[Stored data]
(begin)

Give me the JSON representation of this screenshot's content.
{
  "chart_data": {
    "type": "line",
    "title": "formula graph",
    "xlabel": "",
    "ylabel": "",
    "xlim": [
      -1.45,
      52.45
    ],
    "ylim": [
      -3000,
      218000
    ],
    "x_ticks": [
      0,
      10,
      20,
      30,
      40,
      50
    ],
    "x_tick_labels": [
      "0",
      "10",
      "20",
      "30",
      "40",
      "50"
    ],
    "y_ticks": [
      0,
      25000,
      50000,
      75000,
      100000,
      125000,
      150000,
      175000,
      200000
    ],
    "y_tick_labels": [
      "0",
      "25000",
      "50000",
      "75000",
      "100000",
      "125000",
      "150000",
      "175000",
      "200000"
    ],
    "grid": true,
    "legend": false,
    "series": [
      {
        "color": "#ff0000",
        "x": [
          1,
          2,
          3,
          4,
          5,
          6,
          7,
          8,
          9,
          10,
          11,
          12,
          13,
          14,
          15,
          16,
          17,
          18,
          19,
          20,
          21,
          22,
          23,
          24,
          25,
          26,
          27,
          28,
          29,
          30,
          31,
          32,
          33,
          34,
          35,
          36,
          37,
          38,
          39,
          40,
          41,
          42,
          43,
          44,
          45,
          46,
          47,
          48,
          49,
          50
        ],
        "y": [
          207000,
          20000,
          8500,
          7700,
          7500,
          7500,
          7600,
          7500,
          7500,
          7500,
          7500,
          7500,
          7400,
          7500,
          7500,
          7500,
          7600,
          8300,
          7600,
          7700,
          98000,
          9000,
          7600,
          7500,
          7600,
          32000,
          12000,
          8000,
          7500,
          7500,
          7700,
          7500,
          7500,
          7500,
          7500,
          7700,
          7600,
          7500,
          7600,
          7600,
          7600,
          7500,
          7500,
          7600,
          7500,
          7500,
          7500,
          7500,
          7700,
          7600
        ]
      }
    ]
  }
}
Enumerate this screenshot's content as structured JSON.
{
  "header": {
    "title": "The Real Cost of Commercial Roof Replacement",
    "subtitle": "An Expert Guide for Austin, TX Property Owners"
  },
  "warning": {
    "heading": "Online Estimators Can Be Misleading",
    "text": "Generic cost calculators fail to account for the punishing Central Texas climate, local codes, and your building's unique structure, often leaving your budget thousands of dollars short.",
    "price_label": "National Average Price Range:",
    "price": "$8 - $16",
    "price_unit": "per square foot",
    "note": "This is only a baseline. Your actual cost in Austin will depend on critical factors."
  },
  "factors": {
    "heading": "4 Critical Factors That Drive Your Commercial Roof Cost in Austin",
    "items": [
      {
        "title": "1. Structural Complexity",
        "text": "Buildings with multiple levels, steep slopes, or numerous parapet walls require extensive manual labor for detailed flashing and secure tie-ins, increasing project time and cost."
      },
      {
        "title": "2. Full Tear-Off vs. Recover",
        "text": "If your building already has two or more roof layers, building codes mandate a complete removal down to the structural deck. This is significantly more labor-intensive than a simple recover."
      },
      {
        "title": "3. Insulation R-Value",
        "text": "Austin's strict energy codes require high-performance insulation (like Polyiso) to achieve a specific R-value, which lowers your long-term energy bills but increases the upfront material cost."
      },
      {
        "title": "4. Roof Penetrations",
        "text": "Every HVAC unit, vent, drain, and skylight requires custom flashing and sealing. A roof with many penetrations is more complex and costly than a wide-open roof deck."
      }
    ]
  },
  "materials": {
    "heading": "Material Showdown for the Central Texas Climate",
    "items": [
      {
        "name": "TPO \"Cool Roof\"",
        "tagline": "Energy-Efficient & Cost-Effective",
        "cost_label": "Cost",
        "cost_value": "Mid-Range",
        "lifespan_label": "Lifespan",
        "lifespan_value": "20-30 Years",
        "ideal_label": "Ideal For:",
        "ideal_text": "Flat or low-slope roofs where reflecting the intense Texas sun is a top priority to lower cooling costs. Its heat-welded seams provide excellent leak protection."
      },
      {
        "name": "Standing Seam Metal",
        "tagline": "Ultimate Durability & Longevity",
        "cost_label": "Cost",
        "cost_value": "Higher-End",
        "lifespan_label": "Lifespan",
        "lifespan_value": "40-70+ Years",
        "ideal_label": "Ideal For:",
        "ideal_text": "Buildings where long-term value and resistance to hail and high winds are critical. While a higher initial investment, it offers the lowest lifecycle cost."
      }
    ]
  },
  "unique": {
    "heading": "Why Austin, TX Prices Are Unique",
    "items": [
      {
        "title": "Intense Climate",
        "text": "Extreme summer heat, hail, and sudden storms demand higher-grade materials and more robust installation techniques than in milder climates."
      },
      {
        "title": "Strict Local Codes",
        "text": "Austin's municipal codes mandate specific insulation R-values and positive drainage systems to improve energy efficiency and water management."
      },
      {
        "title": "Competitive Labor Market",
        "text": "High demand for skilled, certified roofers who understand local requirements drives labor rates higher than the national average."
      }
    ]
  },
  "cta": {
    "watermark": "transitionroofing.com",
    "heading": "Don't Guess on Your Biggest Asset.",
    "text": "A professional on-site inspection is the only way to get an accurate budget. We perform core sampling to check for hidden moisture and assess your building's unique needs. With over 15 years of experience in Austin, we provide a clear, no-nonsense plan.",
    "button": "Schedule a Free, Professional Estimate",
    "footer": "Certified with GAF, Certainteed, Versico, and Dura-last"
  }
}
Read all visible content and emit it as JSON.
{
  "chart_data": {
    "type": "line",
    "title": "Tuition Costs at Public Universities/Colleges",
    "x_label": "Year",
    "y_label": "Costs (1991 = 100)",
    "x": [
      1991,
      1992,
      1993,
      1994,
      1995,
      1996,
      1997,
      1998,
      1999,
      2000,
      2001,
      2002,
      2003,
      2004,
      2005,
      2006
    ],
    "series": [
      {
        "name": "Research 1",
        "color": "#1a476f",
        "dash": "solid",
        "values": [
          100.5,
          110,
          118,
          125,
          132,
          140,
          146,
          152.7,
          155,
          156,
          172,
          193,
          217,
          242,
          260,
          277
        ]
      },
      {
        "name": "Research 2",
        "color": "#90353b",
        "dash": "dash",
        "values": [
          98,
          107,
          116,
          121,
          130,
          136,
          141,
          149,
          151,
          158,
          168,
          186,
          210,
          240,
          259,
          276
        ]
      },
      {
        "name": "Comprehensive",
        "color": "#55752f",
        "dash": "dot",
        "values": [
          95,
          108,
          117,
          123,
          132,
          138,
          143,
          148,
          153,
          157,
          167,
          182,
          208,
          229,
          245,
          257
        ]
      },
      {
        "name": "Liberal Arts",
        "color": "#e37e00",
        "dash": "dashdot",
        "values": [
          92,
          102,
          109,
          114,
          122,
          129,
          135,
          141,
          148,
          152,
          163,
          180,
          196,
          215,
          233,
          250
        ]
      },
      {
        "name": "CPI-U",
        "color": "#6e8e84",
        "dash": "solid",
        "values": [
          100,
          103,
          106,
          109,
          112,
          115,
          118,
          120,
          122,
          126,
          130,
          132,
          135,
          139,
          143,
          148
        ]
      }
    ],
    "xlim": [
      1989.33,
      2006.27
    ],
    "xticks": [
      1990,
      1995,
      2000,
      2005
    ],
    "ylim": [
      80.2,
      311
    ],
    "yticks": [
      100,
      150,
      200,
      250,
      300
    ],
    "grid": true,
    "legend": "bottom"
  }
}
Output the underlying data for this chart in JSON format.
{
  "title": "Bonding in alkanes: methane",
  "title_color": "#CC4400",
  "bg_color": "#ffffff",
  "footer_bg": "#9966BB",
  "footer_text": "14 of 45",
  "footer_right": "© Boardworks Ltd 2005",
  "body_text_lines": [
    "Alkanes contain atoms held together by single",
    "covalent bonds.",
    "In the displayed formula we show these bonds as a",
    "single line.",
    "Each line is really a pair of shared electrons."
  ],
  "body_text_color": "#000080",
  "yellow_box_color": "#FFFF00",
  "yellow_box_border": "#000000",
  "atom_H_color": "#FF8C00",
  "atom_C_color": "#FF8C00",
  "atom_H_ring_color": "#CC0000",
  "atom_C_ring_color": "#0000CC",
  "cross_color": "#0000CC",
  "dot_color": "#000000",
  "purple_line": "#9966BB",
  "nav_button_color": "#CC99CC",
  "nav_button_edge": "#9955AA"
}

(end)

» **Aim of the task**:
Pick out all the lines with the word "flashing" in them and copy them.

» **Full response**:
        "text": "Buildings with multiple levels, steep slopes, or numerous parapet walls require extensive manual labor for detailed flashing and secure tie-ins, increasing project time and cost."
        "text": "Every HVAC unit, vent, drain, and skylight requires custom flashing and sealing. A roof with many penetrations is more complex and costly than a wide-open roof deck."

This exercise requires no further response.